[Rows from a figure dataset]
####################

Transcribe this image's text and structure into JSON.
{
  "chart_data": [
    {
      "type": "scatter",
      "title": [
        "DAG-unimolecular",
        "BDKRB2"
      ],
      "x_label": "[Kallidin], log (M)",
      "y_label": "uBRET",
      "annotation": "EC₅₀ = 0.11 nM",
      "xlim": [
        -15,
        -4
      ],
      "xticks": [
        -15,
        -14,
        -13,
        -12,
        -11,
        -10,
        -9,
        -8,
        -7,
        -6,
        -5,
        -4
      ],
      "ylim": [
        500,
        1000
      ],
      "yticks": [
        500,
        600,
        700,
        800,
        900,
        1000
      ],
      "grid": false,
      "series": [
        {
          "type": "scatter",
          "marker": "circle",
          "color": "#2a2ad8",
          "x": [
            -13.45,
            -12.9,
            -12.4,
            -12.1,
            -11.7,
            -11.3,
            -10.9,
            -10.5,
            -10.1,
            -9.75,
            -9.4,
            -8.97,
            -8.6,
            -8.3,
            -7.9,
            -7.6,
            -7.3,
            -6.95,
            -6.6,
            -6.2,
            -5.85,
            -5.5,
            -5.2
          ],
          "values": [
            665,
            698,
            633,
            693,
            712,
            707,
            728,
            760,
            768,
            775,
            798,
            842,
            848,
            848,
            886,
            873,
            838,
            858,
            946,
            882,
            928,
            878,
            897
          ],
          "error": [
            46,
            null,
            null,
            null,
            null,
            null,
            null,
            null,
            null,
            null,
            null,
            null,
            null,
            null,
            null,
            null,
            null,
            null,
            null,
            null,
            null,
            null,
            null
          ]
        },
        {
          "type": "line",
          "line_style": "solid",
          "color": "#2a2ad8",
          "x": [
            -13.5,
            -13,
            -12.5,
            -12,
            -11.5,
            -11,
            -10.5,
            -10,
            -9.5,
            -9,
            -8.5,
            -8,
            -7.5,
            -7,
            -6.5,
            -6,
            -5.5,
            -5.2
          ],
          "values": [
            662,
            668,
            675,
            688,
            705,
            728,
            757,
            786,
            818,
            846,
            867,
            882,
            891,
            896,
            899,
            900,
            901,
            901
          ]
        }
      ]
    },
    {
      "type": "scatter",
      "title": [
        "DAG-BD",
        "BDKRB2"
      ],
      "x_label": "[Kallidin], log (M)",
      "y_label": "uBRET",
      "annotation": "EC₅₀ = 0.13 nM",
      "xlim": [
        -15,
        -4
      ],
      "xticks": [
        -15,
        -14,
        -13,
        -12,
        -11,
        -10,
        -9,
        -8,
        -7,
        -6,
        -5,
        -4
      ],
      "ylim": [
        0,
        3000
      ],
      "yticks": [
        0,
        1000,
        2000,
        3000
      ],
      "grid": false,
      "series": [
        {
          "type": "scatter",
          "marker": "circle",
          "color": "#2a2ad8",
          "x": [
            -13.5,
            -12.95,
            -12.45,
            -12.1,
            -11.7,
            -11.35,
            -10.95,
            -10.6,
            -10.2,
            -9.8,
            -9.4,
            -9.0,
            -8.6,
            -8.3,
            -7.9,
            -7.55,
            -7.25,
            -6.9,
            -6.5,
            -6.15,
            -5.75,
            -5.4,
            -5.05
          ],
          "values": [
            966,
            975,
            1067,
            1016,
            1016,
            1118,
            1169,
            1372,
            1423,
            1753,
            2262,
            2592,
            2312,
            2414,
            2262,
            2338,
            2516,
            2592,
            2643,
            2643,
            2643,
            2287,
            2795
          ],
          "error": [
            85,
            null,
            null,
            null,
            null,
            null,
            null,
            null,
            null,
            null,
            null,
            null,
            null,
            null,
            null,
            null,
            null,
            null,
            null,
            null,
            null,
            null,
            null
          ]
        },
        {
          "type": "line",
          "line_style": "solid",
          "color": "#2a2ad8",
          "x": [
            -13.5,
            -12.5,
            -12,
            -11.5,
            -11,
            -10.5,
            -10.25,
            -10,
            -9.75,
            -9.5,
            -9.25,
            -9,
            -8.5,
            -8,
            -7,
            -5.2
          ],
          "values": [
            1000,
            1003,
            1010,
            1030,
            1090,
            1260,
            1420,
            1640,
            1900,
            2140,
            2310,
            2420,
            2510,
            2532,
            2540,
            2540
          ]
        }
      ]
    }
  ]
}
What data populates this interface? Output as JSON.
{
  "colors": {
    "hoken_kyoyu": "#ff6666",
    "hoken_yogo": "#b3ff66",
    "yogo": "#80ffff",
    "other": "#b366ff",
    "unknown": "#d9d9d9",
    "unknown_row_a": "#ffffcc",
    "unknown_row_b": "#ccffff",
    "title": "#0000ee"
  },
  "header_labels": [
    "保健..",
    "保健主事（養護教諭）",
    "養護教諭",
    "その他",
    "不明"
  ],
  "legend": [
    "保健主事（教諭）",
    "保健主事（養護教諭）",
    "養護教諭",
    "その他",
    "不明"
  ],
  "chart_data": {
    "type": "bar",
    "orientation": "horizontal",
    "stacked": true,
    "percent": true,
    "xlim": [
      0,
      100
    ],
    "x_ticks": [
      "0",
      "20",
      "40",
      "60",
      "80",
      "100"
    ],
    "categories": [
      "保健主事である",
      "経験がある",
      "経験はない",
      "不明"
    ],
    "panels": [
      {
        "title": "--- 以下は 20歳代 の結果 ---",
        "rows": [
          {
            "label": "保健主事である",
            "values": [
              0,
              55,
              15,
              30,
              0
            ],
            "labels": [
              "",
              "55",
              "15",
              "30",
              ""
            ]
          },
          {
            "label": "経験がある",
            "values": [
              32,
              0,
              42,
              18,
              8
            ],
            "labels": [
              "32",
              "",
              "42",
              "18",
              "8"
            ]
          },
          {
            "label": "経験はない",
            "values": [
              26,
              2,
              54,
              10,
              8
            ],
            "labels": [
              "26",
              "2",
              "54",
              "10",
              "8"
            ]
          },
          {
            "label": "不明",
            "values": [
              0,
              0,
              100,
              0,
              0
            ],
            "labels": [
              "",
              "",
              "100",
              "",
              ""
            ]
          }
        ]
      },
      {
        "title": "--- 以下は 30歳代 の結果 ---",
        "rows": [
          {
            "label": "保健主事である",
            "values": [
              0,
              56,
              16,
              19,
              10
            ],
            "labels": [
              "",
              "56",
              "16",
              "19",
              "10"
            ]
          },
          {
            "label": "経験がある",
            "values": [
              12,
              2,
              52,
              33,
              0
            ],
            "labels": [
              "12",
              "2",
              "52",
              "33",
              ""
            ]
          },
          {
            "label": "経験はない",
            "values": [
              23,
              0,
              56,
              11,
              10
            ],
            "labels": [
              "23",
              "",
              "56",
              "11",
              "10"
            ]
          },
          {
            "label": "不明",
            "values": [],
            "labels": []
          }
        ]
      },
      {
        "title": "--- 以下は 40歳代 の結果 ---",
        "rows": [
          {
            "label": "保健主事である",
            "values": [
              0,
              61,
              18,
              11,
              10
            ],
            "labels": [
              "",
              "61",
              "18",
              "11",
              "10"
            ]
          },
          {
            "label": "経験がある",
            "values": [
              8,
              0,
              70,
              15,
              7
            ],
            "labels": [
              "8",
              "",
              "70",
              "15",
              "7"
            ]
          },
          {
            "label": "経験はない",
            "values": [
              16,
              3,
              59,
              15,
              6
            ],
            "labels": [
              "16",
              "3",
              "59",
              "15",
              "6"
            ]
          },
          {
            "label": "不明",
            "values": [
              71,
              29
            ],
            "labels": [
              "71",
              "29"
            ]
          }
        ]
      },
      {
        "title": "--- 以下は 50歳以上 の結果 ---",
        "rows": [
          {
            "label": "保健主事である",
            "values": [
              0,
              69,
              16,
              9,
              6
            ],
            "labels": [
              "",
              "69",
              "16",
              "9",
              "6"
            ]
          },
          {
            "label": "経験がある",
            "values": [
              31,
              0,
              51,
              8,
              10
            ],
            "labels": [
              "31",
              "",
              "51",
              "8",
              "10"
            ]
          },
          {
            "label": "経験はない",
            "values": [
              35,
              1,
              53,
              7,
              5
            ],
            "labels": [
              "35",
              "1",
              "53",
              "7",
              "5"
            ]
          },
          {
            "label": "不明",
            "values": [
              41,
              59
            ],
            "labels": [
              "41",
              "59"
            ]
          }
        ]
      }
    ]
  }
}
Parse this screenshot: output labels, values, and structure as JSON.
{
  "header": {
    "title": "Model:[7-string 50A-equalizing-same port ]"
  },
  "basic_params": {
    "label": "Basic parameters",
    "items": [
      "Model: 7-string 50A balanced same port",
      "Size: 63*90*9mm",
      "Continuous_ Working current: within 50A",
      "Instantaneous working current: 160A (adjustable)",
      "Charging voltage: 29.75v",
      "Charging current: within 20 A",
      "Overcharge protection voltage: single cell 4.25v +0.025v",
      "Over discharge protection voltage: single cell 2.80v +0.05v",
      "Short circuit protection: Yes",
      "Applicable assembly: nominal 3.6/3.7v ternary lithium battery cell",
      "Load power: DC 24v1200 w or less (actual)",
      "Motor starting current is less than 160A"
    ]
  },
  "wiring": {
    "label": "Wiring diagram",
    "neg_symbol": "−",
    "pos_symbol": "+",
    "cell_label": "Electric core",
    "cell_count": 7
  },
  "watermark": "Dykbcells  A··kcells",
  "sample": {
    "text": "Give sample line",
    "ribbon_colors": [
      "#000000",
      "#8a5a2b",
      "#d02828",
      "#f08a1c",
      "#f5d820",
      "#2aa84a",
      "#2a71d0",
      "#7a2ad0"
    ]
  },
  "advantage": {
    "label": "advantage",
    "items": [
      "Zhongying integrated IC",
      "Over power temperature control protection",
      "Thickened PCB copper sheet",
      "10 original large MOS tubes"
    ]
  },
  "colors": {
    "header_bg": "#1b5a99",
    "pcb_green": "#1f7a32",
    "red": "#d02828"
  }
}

####################

In the listing above, count each line that holds the string "this". Give the number only.

> [Exercise result] 3